* YOUR GOAL *
Look through the records below, count the lines with the word "JSON", and reply with only the number.

* EXCERPTED DATA *
— Begin —

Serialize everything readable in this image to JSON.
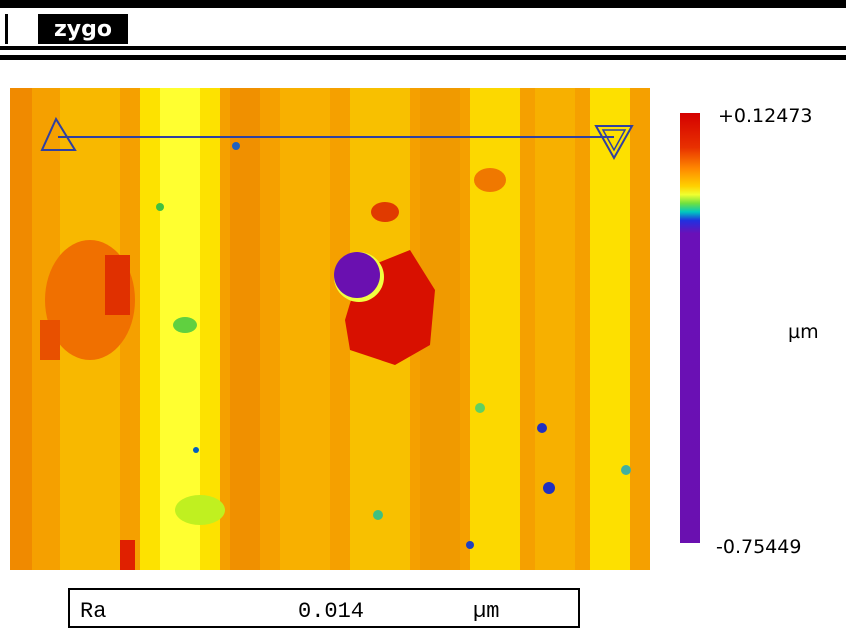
{
  "header": {
    "logo": "zygo"
  },
  "colorbar": {
    "max": "+0.12473",
    "unit": "µm",
    "min": "-0.75449"
  },
  "result": {
    "label": "Ra",
    "value": "0.014",
    "unit": "µm"
  }
}
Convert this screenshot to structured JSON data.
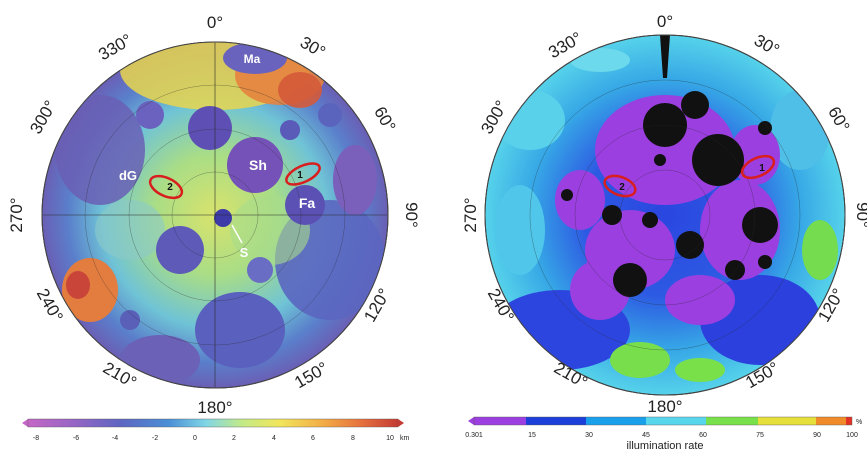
{
  "left_map": {
    "longitude_labels": [
      "0°",
      "30°",
      "60°",
      "90°",
      "120°",
      "150°",
      "180°",
      "210°",
      "240°",
      "270°",
      "300°",
      "330°"
    ],
    "feature_labels": {
      "ma": "Ma",
      "sh": "Sh",
      "fa": "Fa",
      "dg": "dG",
      "s": "S"
    },
    "site_labels": {
      "site1": "1",
      "site2": "2"
    },
    "colorbar": {
      "ticks": [
        "-8",
        "-6",
        "-4",
        "-2",
        "0",
        "2",
        "4",
        "6",
        "8",
        "10"
      ],
      "unit": "km",
      "colors": [
        "#b65bc3",
        "#8b63c2",
        "#5b69c1",
        "#4a8fd6",
        "#7ed3e8",
        "#bde88a",
        "#f2e35c",
        "#f0a844",
        "#e06a3e",
        "#c94436"
      ]
    }
  },
  "right_map": {
    "longitude_labels": [
      "0°",
      "30°",
      "60°",
      "90°",
      "120°",
      "150°",
      "180°",
      "210°",
      "240°",
      "270°",
      "300°",
      "330°"
    ],
    "site_labels": {
      "site1": "1",
      "site2": "2"
    },
    "colorbar": {
      "ticks": [
        "0.301",
        "15",
        "30",
        "45",
        "60",
        "75",
        "90",
        "100"
      ],
      "unit": "%",
      "title": "illumination rate",
      "colors": [
        "#9b3fe0",
        "#1d3fd9",
        "#1aa0ea",
        "#57d6ec",
        "#78e04a",
        "#e6de3a",
        "#f08a2a",
        "#e23226"
      ]
    }
  }
}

— End —

* FINAL RESULT *
2